Reply with nothing except the number of lines that contain the word "label".
## START
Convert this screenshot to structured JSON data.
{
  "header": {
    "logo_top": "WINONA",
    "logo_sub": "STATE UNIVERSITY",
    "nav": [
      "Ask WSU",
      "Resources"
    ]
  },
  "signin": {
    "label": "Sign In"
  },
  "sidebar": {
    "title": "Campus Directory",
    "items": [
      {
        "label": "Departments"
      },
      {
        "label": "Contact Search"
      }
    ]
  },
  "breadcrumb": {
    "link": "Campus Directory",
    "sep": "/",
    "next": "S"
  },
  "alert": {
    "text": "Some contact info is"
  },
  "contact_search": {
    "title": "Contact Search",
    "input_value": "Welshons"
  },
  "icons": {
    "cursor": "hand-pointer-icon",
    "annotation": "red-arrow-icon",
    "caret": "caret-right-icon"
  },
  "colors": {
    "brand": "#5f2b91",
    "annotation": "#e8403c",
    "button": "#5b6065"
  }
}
## END
§ Correct result
3